DIRECTION: All of the material below is to be returned exactly.

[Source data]
• • • • • • •
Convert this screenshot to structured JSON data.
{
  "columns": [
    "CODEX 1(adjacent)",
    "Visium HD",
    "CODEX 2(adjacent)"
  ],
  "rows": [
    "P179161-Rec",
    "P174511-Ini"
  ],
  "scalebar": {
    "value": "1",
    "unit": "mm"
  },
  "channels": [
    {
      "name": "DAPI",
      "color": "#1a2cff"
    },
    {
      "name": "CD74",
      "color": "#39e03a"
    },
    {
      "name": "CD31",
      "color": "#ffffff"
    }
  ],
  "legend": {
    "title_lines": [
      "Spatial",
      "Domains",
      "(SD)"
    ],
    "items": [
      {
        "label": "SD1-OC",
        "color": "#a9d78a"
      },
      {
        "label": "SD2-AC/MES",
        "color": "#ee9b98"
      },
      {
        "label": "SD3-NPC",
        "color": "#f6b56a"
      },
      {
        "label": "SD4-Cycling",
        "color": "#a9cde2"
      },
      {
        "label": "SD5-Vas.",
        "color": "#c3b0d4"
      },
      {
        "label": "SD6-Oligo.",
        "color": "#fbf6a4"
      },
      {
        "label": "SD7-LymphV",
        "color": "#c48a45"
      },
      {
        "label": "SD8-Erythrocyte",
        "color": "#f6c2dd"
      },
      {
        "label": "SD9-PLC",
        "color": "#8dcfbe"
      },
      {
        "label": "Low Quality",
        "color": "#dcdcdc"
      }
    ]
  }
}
• • • • • • •
SOLUTION TO THIS PROBLEM:
Convert this screenshot to structured JSON data.
{
  "columns": [
    "CODEX 1(adjacent)",
    "Visium HD",
    "CODEX 2(adjacent)"
  ],
  "rows": [
    "P179161-Rec",
    "P174511-Ini"
  ],
  "scalebar": {
    "value": "1",
    "unit": "mm"
  },
  "channels": [
    {
      "name": "DAPI",
      "color": "#1a2cff"
    },
    {
      "name": "CD74",
      "color": "#39e03a"
    },
    {
      "name": "CD31",
      "color": "#ffffff"
    }
  ],
  "legend": {
    "title_lines": [
      "Spatial",
      "Domains",
      "(SD)"
    ],
    "items": [
      {
        "label": "SD1-OC",
        "color": "#a9d78a"
      },
      {
        "label": "SD2-AC/MES",
        "color": "#ee9b98"
      },
      {
        "label": "SD3-NPC",
        "color": "#f6b56a"
      },
      {
        "label": "SD4-Cycling",
        "color": "#a9cde2"
      },
      {
        "label": "SD5-Vas.",
        "color": "#c3b0d4"
      },
      {
        "label": "SD6-Oligo.",
        "color": "#fbf6a4"
      },
      {
        "label": "SD7-LymphV",
        "color": "#c48a45"
      },
      {
        "label": "SD8-Erythrocyte",
        "color": "#f6c2dd"
      },
      {
        "label": "SD9-PLC",
        "color": "#8dcfbe"
      },
      {
        "label": "Low Quality",
        "color": "#dcdcdc"
      }
    ]
  }
}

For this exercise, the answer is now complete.